[Extracted data entries]
— begin —

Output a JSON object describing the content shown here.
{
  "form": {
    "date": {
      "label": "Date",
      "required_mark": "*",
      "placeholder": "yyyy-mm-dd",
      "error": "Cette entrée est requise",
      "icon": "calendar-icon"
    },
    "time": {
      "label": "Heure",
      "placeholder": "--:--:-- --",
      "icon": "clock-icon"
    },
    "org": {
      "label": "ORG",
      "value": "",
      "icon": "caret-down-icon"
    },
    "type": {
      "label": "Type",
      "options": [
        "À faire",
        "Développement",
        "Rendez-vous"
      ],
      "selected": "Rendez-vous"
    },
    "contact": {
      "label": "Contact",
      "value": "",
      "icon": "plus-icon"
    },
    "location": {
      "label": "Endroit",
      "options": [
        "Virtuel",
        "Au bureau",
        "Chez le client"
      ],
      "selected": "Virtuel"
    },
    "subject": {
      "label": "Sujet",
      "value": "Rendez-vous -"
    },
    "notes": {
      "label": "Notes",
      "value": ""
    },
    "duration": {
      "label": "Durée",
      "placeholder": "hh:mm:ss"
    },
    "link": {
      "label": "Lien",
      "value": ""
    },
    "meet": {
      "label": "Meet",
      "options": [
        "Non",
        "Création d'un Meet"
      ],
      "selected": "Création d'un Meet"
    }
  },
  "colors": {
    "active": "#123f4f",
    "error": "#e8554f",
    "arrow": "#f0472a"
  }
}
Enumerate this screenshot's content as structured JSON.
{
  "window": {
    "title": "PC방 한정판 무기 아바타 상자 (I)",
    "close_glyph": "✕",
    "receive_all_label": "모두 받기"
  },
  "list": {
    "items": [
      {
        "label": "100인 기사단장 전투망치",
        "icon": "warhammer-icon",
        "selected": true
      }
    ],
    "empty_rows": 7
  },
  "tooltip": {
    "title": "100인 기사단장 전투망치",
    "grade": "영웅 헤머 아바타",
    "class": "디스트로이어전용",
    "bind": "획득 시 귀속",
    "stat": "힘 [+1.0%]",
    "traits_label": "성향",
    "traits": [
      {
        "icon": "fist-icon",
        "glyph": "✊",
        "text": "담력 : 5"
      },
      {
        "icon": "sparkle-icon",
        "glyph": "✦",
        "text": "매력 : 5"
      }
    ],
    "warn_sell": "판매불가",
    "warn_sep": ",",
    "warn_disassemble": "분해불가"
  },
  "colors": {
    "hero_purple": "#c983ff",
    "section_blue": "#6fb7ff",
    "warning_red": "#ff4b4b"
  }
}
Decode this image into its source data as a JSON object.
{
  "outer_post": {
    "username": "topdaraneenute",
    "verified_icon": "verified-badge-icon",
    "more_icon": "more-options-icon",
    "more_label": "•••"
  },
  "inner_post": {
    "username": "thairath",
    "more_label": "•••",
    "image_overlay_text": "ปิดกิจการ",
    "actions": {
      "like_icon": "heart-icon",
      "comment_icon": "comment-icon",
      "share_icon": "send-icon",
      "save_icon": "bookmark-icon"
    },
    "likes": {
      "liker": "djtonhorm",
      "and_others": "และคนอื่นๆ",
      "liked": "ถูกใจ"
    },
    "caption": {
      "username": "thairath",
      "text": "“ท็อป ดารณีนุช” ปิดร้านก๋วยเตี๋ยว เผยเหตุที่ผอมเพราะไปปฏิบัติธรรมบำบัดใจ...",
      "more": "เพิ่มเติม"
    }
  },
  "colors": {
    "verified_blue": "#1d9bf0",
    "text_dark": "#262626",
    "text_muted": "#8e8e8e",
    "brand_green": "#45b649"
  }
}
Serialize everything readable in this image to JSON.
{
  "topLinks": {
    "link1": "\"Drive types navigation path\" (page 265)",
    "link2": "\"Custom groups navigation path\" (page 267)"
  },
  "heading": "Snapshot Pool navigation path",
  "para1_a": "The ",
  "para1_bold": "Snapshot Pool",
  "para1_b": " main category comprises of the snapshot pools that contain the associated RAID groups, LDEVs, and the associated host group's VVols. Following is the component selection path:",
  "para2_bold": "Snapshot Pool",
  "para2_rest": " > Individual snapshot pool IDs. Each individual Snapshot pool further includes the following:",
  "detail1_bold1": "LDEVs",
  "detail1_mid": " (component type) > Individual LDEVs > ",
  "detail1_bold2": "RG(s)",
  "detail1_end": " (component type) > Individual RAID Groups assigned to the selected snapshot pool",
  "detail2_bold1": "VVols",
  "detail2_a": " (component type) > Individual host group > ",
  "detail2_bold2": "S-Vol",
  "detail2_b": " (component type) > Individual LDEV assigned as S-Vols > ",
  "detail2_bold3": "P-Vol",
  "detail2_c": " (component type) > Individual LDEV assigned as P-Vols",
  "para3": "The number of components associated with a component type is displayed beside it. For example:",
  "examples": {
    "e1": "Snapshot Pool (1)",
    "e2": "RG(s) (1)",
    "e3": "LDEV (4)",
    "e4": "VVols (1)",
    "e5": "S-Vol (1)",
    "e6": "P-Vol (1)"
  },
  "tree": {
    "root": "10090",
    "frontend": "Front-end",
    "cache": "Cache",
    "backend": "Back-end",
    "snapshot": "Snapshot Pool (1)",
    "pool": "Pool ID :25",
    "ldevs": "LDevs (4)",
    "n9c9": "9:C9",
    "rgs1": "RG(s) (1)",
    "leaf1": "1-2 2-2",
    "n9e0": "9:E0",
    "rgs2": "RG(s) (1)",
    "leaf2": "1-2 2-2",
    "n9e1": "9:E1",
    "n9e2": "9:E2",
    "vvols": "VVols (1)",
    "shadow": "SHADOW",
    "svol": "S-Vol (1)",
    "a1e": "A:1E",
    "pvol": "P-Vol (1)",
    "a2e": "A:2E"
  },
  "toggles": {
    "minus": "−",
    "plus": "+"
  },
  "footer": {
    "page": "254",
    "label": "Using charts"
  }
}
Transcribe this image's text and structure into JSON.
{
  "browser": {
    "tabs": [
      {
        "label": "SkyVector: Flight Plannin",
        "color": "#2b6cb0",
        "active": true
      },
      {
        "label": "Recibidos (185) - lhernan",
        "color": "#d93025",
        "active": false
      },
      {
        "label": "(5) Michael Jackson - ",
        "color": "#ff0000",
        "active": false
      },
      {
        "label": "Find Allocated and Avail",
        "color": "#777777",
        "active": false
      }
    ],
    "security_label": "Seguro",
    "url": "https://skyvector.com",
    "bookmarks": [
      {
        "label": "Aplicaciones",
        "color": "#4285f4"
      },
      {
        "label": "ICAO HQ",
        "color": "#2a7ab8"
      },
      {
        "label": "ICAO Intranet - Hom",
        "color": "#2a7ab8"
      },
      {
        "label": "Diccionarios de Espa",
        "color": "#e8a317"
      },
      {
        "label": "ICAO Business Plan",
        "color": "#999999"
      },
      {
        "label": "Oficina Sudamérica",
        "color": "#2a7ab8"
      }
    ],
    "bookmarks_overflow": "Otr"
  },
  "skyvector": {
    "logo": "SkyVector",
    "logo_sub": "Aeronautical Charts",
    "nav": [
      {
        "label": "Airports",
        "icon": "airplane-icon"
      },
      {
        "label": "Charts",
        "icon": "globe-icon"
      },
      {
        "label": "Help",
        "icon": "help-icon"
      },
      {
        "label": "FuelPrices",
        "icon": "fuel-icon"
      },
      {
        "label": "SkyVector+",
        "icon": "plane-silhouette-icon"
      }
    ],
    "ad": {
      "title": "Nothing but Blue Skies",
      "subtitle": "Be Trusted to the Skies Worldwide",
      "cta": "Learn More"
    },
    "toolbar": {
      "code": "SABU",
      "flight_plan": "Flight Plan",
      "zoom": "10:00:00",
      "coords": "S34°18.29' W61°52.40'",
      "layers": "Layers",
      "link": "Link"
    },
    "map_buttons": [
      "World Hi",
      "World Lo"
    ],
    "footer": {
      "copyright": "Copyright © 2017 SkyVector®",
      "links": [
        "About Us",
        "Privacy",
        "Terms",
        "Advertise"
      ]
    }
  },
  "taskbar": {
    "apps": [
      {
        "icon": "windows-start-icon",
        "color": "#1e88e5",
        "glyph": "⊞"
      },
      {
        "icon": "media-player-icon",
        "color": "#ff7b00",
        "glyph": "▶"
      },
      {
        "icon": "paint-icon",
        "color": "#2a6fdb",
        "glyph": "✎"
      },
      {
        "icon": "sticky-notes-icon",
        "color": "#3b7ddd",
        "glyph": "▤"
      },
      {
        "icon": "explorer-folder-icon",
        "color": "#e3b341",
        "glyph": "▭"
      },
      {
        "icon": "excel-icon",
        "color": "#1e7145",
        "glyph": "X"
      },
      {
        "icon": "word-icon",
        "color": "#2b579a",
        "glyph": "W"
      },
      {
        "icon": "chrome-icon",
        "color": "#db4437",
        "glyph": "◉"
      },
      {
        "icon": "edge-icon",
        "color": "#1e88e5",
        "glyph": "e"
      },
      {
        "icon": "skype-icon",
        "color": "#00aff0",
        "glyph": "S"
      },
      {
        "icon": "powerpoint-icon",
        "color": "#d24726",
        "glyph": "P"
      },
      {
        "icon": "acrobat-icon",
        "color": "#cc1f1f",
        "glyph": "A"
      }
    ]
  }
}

— end —

** PROBLEM **
In the entries above, find lines with "thairath" and copy each.

** TASK SOLUTION **
    "username": "thairath",
      "username": "thairath",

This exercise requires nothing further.